(コレクション項目)
----
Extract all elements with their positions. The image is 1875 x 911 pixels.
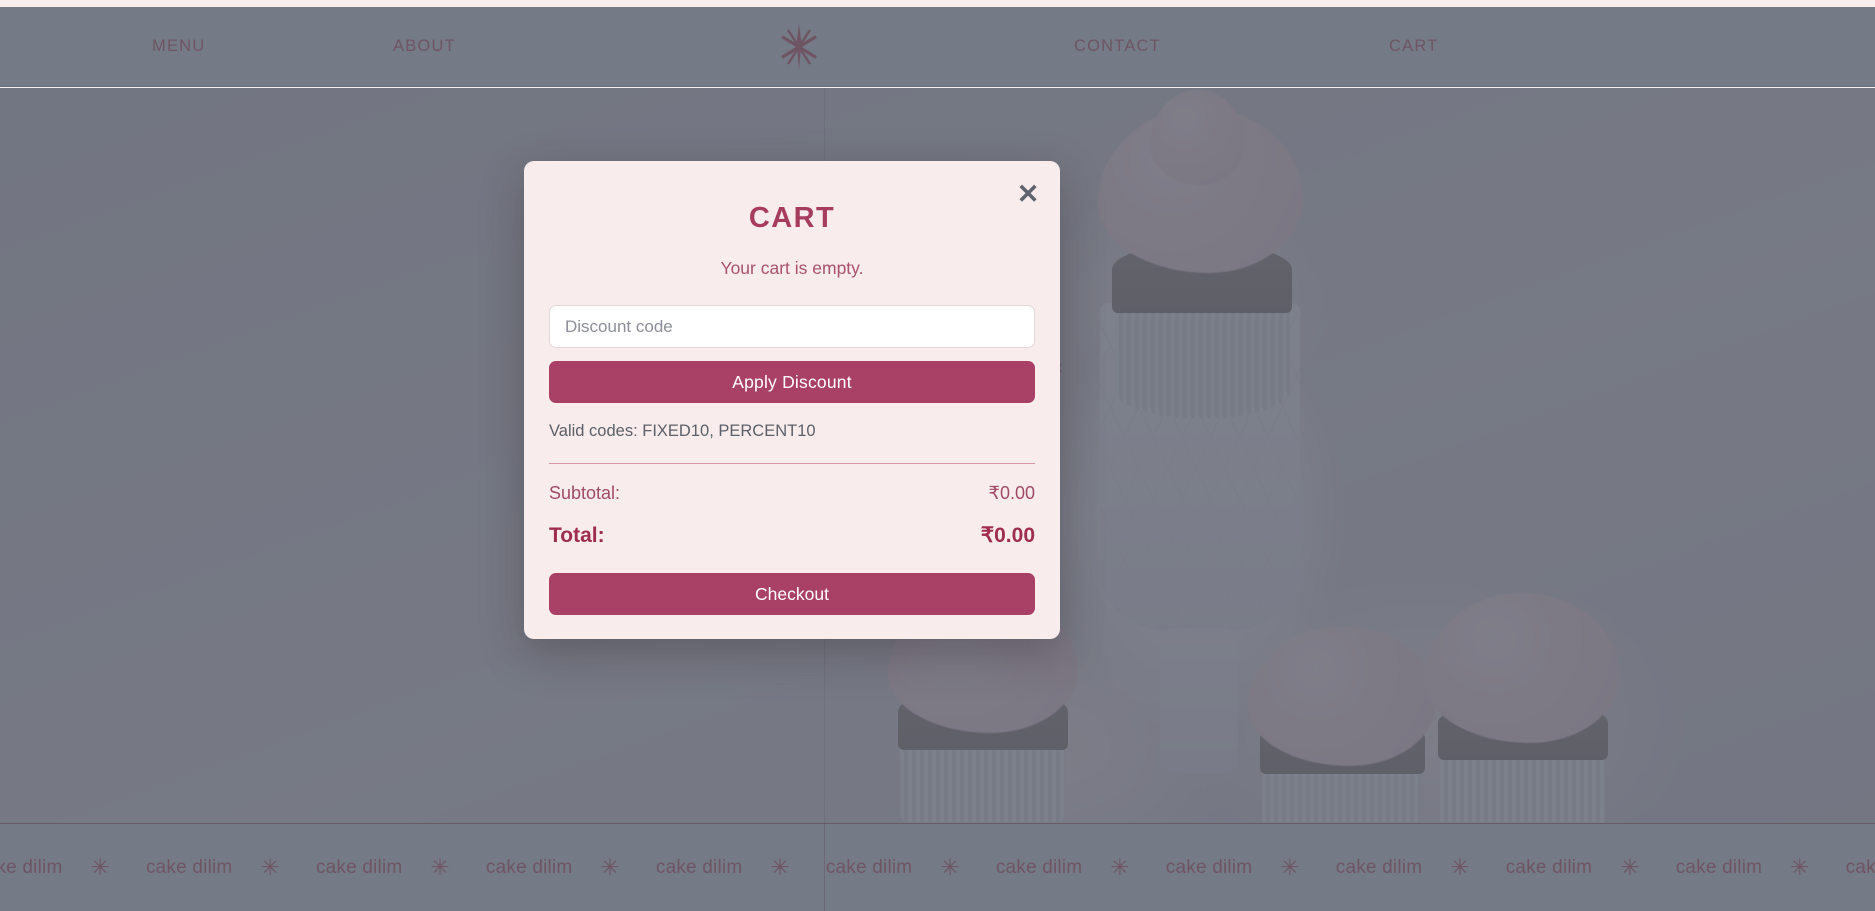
main-navbar: MENU ABOUT CONTACT CART <box>0 7 1875 87</box>
marquee-word: cake dilim <box>1335 856 1423 878</box>
asterisk-icon: ✳ <box>600 854 620 880</box>
total-row: Total: ₹0.00 <box>549 523 1035 548</box>
marquee-item: cake dilim ✳ <box>306 856 476 879</box>
subtotal-label: Subtotal: <box>549 483 621 503</box>
marquee-item: cake dilim ✳ <box>1666 856 1836 879</box>
marquee-word: cake dilim <box>485 856 573 878</box>
footer-divider-line <box>824 823 825 911</box>
marquee-item: cake dilim ✳ <box>1326 856 1496 879</box>
asterisk-logo-icon[interactable] <box>780 23 818 70</box>
marquee-item: cake dilim ✳ <box>816 856 986 879</box>
asterisk-icon: ✳ <box>1280 854 1300 880</box>
asterisk-icon: ✳ <box>1110 854 1130 880</box>
marquee-item: cake dilim ✳ <box>1156 856 1326 879</box>
asterisk-icon: ✳ <box>1620 854 1640 880</box>
nav-item-cart[interactable]: CART <box>1389 37 1438 56</box>
nav-item-contact[interactable]: CONTACT <box>1074 37 1161 56</box>
checkout-button[interactable]: Checkout <box>549 573 1035 615</box>
total-value: ₹0.00 <box>980 524 1035 547</box>
asterisk-icon: ✳ <box>90 854 110 880</box>
apply-discount-button[interactable]: Apply Discount <box>549 361 1035 403</box>
page-root: MENU ABOUT CONTACT CART ✕ CART Your cart… <box>0 0 1875 911</box>
marquee-word: cake dilim <box>315 856 403 878</box>
asterisk-icon: ✳ <box>1450 854 1470 880</box>
asterisk-icon: ✳ <box>430 854 450 880</box>
marquee-item: cake dilim ✳ <box>136 856 306 879</box>
valid-codes-hint: Valid codes: FIXED10, PERCENT10 <box>549 422 816 440</box>
asterisk-icon: ✳ <box>770 854 790 880</box>
asterisk-icon <box>781 23 817 70</box>
marquee-word: cake dilim <box>655 856 743 878</box>
marquee-word: cake dilim <box>825 856 913 878</box>
marquee-item: cake dilim✳ <box>1836 856 1875 879</box>
marquee-word: cake dilim <box>995 856 1083 878</box>
marquee-word: cake dilim <box>1675 856 1763 878</box>
marquee-word: cake dilim <box>145 856 233 878</box>
nav-item-menu[interactable]: MENU <box>152 37 205 56</box>
marquee-word: cake dilim <box>1505 856 1593 878</box>
marquee-item: cake dilim ✳ <box>1496 856 1666 879</box>
subtotal-row: Subtotal: ₹0.00 <box>549 483 1035 504</box>
marquee-track: cake dilim ✳ cake dilim ✳ cake dilim ✳ cake di… <box>0 856 1875 879</box>
modal-title: CART <box>748 202 836 234</box>
marquee-item: cake dilim ✳ <box>0 856 136 879</box>
subtotal-value: ₹0.00 <box>988 483 1036 503</box>
cart-modal: ✕ CART Your cart is empty. Apply Discoun… <box>524 161 1060 639</box>
top-accent-strip <box>0 0 1875 7</box>
marquee-word: cake dilim <box>1165 856 1253 878</box>
total-label: Total: <box>549 524 605 547</box>
nav-item-about[interactable]: ABOUT <box>393 37 456 56</box>
close-icon[interactable]: ✕ <box>1013 179 1043 209</box>
asterisk-icon: ✳ <box>1790 854 1810 880</box>
brand-marquee: cake dilim ✳ cake dilim ✳ cake dilim ✳ cake di… <box>0 823 1875 911</box>
marquee-item: cake dilim ✳ <box>476 856 646 879</box>
empty-cart-message: Your cart is empty. <box>720 258 864 278</box>
asterisk-icon: ✳ <box>940 854 960 880</box>
asterisk-icon: ✳ <box>260 854 280 880</box>
marquee-word: cake dilim <box>1845 856 1875 878</box>
marquee-item: cake dilim ✳ <box>646 856 816 879</box>
marquee-word: cake dilim <box>0 856 63 878</box>
marquee-item: cake dilim ✳ <box>986 856 1156 879</box>
totals-divider <box>549 463 1035 464</box>
discount-code-input[interactable] <box>549 305 1035 348</box>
----
必要なこと:
上のリストをすべて、「cake dilim」を「cake slice」に変えて、ほかは一切変えずにもう一度書いてください。画像は答えに入れないでください。

正解:
Extract all elements with their positions. The image is 1875 x 911 pixels.
main-navbar: MENU ABOUT CONTACT CART <box>0 7 1875 87</box>
marquee-word: cake slice <box>1335 856 1423 878</box>
asterisk-icon: ✳ <box>600 854 620 880</box>
total-row: Total: ₹0.00 <box>549 523 1035 548</box>
marquee-item: cake slice ✳ <box>306 856 476 879</box>
subtotal-label: Subtotal: <box>549 483 621 503</box>
marquee-item: cake slice ✳ <box>1666 856 1836 879</box>
marquee-word: cake slice <box>485 856 573 878</box>
footer-divider-line <box>824 823 825 911</box>
marquee-item: cake slice ✳ <box>1326 856 1496 879</box>
asterisk-logo-icon[interactable] <box>780 23 818 70</box>
marquee-item: cake slice ✳ <box>816 856 986 879</box>
asterisk-icon: ✳ <box>1280 854 1300 880</box>
asterisk-icon: ✳ <box>1110 854 1130 880</box>
marquee-item: cake slice ✳ <box>1156 856 1326 879</box>
asterisk-icon: ✳ <box>1620 854 1640 880</box>
nav-item-cart[interactable]: CART <box>1389 37 1438 56</box>
nav-item-contact[interactable]: CONTACT <box>1074 37 1161 56</box>
checkout-button[interactable]: Checkout <box>549 573 1035 615</box>
total-value: ₹0.00 <box>980 524 1035 547</box>
asterisk-icon: ✳ <box>90 854 110 880</box>
apply-discount-button[interactable]: Apply Discount <box>549 361 1035 403</box>
page-root: MENU ABOUT CONTACT CART ✕ CART Your cart… <box>0 0 1875 911</box>
marquee-word: cake slice <box>315 856 403 878</box>
asterisk-icon: ✳ <box>1450 854 1470 880</box>
asterisk-icon: ✳ <box>430 854 450 880</box>
marquee-item: cake slice ✳ <box>136 856 306 879</box>
valid-codes-hint: Valid codes: FIXED10, PERCENT10 <box>549 422 816 440</box>
asterisk-icon: ✳ <box>770 854 790 880</box>
asterisk-icon <box>781 23 817 70</box>
marquee-word: cake slice <box>655 856 743 878</box>
marquee-word: cake slice <box>825 856 913 878</box>
marquee-item: cake slice✳ <box>1836 856 1875 879</box>
marquee-word: cake slice <box>995 856 1083 878</box>
marquee-word: cake slice <box>1675 856 1763 878</box>
marquee-word: cake slice <box>145 856 233 878</box>
nav-item-menu[interactable]: MENU <box>152 37 205 56</box>
marquee-word: cake slice <box>1505 856 1593 878</box>
marquee-item: cake slice ✳ <box>1496 856 1666 879</box>
subtotal-row: Subtotal: ₹0.00 <box>549 483 1035 504</box>
marquee-track: cake slice ✳ cake slice ✳ cake slice ✳ cake di… <box>0 856 1875 879</box>
modal-title: CART <box>748 202 836 234</box>
marquee-item: cake slice ✳ <box>0 856 136 879</box>
subtotal-value: ₹0.00 <box>988 483 1036 503</box>
cart-modal: ✕ CART Your cart is empty. Apply Discoun… <box>524 161 1060 639</box>
top-accent-strip <box>0 0 1875 7</box>
marquee-word: cake slice <box>1165 856 1253 878</box>
total-label: Total: <box>549 524 605 547</box>
nav-item-about[interactable]: ABOUT <box>393 37 456 56</box>
close-icon[interactable]: ✕ <box>1013 179 1043 209</box>
asterisk-icon: ✳ <box>1790 854 1810 880</box>
brand-marquee: cake slice ✳ cake slice ✳ cake slice ✳ cake di… <box>0 823 1875 911</box>
marquee-item: cake slice ✳ <box>476 856 646 879</box>
empty-cart-message: Your cart is empty. <box>720 258 864 278</box>
asterisk-icon: ✳ <box>940 854 960 880</box>
asterisk-icon: ✳ <box>260 854 280 880</box>
marquee-word: cake slice <box>1845 856 1875 878</box>
marquee-item: cake slice ✳ <box>646 856 816 879</box>
marquee-word: cake slice <box>0 856 63 878</box>
marquee-item: cake slice ✳ <box>986 856 1156 879</box>
totals-divider <box>549 463 1035 464</box>
discount-code-input[interactable] <box>549 305 1035 348</box>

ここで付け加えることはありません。